*INSTRUCTIONS FOR THE TASK:* Exactly as given, repeat all of the entries.

*RECORDS TO PROCESS:*
%%

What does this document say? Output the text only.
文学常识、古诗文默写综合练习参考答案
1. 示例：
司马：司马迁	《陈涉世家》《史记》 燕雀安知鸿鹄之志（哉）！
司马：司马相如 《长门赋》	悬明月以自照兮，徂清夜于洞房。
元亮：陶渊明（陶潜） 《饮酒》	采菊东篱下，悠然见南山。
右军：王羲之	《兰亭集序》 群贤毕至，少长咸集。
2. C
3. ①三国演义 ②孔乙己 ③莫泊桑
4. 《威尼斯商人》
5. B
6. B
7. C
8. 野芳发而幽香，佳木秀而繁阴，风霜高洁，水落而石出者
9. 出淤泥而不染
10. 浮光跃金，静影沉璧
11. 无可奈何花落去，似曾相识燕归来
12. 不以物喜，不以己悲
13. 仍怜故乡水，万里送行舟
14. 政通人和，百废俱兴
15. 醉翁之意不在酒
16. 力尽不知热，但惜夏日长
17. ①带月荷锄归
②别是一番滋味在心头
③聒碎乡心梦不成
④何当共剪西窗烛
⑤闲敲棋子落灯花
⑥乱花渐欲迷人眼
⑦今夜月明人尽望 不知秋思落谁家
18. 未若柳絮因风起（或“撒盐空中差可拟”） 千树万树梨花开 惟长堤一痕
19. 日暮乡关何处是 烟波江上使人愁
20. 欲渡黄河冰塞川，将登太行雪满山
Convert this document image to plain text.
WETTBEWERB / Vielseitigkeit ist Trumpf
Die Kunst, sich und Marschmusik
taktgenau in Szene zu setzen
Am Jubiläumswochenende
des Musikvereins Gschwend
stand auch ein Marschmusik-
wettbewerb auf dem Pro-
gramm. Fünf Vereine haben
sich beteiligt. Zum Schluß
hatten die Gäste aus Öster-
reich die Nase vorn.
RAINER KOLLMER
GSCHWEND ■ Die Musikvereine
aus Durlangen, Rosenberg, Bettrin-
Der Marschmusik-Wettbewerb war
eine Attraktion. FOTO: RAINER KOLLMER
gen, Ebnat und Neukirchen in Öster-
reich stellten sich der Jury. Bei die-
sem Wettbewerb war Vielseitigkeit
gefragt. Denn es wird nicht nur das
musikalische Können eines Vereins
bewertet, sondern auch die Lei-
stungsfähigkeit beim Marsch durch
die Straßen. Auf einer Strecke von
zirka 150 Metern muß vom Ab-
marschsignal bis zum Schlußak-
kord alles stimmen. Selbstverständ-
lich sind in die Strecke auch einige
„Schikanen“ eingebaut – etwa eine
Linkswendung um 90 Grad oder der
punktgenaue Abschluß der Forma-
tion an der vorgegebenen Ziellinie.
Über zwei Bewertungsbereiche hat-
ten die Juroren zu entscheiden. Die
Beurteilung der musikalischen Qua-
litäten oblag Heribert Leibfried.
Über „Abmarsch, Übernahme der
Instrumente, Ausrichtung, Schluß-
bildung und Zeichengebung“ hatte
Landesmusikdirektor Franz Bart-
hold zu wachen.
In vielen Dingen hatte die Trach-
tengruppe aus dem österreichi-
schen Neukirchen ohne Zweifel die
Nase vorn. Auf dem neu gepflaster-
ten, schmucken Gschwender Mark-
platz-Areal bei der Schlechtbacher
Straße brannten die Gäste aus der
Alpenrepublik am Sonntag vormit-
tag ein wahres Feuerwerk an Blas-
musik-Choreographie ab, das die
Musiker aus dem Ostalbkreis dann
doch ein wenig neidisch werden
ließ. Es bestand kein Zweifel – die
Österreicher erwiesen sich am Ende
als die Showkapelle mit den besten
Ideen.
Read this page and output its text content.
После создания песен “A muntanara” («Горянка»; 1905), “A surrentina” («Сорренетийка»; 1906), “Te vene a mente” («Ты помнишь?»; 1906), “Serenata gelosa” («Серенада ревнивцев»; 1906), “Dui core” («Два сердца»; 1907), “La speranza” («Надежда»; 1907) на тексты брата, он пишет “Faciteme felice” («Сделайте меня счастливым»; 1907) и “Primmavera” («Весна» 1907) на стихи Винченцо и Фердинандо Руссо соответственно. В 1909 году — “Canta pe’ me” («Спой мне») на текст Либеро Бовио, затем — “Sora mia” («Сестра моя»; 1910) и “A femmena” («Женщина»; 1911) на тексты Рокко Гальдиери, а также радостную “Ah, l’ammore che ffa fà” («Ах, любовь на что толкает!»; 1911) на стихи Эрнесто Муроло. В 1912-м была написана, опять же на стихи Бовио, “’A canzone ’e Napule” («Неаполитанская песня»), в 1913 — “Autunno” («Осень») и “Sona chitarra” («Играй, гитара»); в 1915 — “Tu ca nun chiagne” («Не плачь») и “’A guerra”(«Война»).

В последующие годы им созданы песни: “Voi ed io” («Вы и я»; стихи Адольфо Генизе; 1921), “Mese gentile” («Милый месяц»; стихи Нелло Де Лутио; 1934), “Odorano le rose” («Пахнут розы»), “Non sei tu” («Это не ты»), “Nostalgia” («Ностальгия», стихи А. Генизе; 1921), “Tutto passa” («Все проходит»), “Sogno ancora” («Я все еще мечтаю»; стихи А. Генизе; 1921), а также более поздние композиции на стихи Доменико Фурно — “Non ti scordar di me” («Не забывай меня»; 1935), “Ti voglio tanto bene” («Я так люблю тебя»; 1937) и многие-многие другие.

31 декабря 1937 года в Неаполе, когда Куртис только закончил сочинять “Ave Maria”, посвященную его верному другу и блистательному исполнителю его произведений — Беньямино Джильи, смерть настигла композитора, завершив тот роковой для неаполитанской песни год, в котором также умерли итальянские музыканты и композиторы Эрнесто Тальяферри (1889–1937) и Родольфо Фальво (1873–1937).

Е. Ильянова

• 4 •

%%

*SOLVED EXERCISE:*
What does this document say? Output the text only.
文学常识、古诗文默写综合练习参考答案
1. 示例：
司马：司马迁	《陈涉世家》《史记》 燕雀安知鸿鹄之志（哉）！
司马：司马相如 《长门赋》	悬明月以自照兮，徂清夜于洞房。
元亮：陶渊明（陶潜） 《饮酒》	采菊东篱下，悠然见南山。
右军：王羲之	《兰亭集序》 群贤毕至，少长咸集。
2. C
3. ①三国演义 ②孔乙己 ③莫泊桑
4. 《威尼斯商人》
5. B
6. B
7. C
8. 野芳发而幽香，佳木秀而繁阴，风霜高洁，水落而石出者
9. 出淤泥而不染
10. 浮光跃金，静影沉璧
11. 无可奈何花落去，似曾相识燕归来
12. 不以物喜，不以己悲
13. 仍怜故乡水，万里送行舟
14. 政通人和，百废俱兴
15. 醉翁之意不在酒
16. 力尽不知热，但惜夏日长
17. ①带月荷锄归
②别是一番滋味在心头
③聒碎乡心梦不成
④何当共剪西窗烛
⑤闲敲棋子落灯花
⑥乱花渐欲迷人眼
⑦今夜月明人尽望 不知秋思落谁家
18. 未若柳絮因风起（或“撒盐空中差可拟”） 千树万树梨花开 惟长堤一痕
19. 日暮乡关何处是 烟波江上使人愁
20. 欲渡黄河冰塞川，将登太行雪满山
Convert this document image to plain text.
WETTBEWERB / Vielseitigkeit ist Trumpf
Die Kunst, sich und Marschmusik
taktgenau in Szene zu setzen
Am Jubiläumswochenende
des Musikvereins Gschwend
stand auch ein Marschmusik-
wettbewerb auf dem Pro-
gramm. Fünf Vereine haben
sich beteiligt. Zum Schluß
hatten die Gäste aus Öster-
reich die Nase vorn.
RAINER KOLLMER
GSCHWEND ■ Die Musikvereine
aus Durlangen, Rosenberg, Bettrin-
Der Marschmusik-Wettbewerb war
eine Attraktion. FOTO: RAINER KOLLMER
gen, Ebnat und Neukirchen in Öster-
reich stellten sich der Jury. Bei die-
sem Wettbewerb war Vielseitigkeit
gefragt. Denn es wird nicht nur das
musikalische Können eines Vereins
bewertet, sondern auch die Lei-
stungsfähigkeit beim Marsch durch
die Straßen. Auf einer Strecke von
zirka 150 Metern muß vom Ab-
marschsignal bis zum Schlußak-
kord alles stimmen. Selbstverständ-
lich sind in die Strecke auch einige
„Schikanen“ eingebaut – etwa eine
Linkswendung um 90 Grad oder der
punktgenaue Abschluß der Forma-
tion an der vorgegebenen Ziellinie.
Über zwei Bewertungsbereiche hat-
ten die Juroren zu entscheiden. Die
Beurteilung der musikalischen Qua-
litäten oblag Heribert Leibfried.
Über „Abmarsch, Übernahme der
Instrumente, Ausrichtung, Schluß-
bildung und Zeichengebung“ hatte
Landesmusikdirektor Franz Bart-
hold zu wachen.
In vielen Dingen hatte die Trach-
tengruppe aus dem österreichi-
schen Neukirchen ohne Zweifel die
Nase vorn. Auf dem neu gepflaster-
ten, schmucken Gschwender Mark-
platz-Areal bei der Schlechtbacher
Straße brannten die Gäste aus der
Alpenrepublik am Sonntag vormit-
tag ein wahres Feuerwerk an Blas-
musik-Choreographie ab, das die
Musiker aus dem Ostalbkreis dann
doch ein wenig neidisch werden
ließ. Es bestand kein Zweifel – die
Österreicher erwiesen sich am Ende
als die Showkapelle mit den besten
Ideen.
Read this page and output its text content.
После создания песен “A muntanara” («Горянка»; 1905), “A surrentina” («Сорренетийка»; 1906), “Te vene a mente” («Ты помнишь?»; 1906), “Serenata gelosa” («Серенада ревнивцев»; 1906), “Dui core” («Два сердца»; 1907), “La speranza” («Надежда»; 1907) на тексты брата, он пишет “Faciteme felice” («Сделайте меня счастливым»; 1907) и “Primmavera” («Весна» 1907) на стихи Винченцо и Фердинандо Руссо соответственно. В 1909 году — “Canta pe’ me” («Спой мне») на текст Либеро Бовио, затем — “Sora mia” («Сестра моя»; 1910) и “A femmena” («Женщина»; 1911) на тексты Рокко Гальдиери, а также радостную “Ah, l’ammore che ffa fà” («Ах, любовь на что толкает!»; 1911) на стихи Эрнесто Муроло. В 1912-м была написана, опять же на стихи Бовио, “’A canzone ’e Napule” («Неаполитанская песня»), в 1913 — “Autunno” («Осень») и “Sona chitarra” («Играй, гитара»); в 1915 — “Tu ca nun chiagne” («Не плачь») и “’A guerra”(«Война»).

В последующие годы им созданы песни: “Voi ed io” («Вы и я»; стихи Адольфо Генизе; 1921), “Mese gentile” («Милый месяц»; стихи Нелло Де Лутио; 1934), “Odorano le rose” («Пахнут розы»), “Non sei tu” («Это не ты»), “Nostalgia” («Ностальгия», стихи А. Генизе; 1921), “Tutto passa” («Все проходит»), “Sogno ancora” («Я все еще мечтаю»; стихи А. Генизе; 1921), а также более поздние композиции на стихи Доменико Фурно — “Non ti scordar di me” («Не забывай меня»; 1935), “Ti voglio tanto bene” («Я так люблю тебя»; 1937) и многие-многие другие.

31 декабря 1937 года в Неаполе, когда Куртис только закончил сочинять “Ave Maria”, посвященную его верному другу и блистательному исполнителю его произведений — Беньямино Джильи, смерть настигла композитора, завершив тот роковой для неаполитанской песни год, в котором также умерли итальянские музыканты и композиторы Эрнесто Тальяферри (1889–1937) и Родольфо Фальво (1873–1937).

Е. Ильянова

• 4 •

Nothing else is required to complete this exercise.